### Information provided
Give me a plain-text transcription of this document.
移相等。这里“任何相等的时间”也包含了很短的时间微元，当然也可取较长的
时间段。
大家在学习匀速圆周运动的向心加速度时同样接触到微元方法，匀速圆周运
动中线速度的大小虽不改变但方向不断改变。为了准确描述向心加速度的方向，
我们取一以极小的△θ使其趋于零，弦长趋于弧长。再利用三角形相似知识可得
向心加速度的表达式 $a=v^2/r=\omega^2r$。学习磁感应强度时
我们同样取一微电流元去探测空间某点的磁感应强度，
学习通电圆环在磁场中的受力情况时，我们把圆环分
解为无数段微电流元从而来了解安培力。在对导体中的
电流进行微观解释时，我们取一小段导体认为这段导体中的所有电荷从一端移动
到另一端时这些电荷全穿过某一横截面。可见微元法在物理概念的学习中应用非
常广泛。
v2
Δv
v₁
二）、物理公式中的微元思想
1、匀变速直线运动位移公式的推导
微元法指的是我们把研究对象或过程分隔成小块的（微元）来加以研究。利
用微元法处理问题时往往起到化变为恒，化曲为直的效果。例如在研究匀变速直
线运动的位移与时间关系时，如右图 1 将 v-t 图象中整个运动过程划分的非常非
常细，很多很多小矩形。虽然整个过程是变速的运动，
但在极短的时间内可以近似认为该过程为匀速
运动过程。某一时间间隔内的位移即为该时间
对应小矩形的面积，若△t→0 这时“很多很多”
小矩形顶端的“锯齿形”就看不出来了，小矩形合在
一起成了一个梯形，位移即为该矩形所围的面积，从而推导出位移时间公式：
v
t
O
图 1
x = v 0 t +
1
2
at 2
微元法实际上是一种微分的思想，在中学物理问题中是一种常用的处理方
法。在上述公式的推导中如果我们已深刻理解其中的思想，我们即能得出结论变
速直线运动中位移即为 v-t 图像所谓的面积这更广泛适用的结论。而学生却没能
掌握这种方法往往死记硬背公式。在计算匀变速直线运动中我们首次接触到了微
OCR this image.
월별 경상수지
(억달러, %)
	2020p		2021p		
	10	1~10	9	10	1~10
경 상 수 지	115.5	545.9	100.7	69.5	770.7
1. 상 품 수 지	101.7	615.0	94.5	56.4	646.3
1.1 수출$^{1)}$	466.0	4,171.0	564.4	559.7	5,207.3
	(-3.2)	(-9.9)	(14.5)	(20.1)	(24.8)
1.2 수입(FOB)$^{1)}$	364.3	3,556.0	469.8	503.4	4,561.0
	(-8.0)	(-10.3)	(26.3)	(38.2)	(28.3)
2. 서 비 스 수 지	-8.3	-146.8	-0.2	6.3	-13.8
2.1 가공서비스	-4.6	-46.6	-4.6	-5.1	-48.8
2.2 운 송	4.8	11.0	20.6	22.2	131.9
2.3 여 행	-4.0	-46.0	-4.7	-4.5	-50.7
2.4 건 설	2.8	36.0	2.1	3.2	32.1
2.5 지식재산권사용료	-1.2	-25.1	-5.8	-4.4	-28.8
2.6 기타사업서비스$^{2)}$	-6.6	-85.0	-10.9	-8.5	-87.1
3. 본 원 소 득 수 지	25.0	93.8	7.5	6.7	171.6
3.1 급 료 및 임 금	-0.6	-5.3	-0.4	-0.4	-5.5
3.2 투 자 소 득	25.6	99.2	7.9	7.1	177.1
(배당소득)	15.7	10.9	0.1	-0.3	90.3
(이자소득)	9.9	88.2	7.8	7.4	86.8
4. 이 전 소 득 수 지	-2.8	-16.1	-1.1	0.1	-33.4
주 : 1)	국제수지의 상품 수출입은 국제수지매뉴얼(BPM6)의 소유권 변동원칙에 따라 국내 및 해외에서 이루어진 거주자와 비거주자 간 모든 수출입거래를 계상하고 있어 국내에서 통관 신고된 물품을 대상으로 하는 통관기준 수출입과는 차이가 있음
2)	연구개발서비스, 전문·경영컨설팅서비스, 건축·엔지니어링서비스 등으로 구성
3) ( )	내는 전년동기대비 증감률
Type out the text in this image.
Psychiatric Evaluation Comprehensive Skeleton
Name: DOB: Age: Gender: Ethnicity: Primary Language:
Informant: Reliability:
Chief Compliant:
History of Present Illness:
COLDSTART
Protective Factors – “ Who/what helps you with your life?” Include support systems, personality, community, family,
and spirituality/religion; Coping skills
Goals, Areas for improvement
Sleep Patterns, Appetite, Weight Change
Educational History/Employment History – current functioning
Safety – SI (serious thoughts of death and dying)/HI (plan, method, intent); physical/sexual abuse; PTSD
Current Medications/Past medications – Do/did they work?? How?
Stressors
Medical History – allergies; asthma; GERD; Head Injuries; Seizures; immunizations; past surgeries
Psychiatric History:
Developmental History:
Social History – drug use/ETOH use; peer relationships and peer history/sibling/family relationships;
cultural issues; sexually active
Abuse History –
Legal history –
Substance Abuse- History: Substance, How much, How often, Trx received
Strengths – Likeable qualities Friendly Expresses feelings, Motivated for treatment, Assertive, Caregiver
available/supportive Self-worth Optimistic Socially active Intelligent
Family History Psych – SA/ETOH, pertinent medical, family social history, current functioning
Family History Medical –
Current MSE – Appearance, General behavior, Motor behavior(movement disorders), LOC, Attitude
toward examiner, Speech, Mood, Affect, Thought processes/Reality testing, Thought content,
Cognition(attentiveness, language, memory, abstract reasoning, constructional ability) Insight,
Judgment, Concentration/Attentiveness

### Problem
Take every line from the data above that holds "text" and copy it out.

### Answer for this exercise
Give me a plain-text transcription of this document.
Type out the text in this image.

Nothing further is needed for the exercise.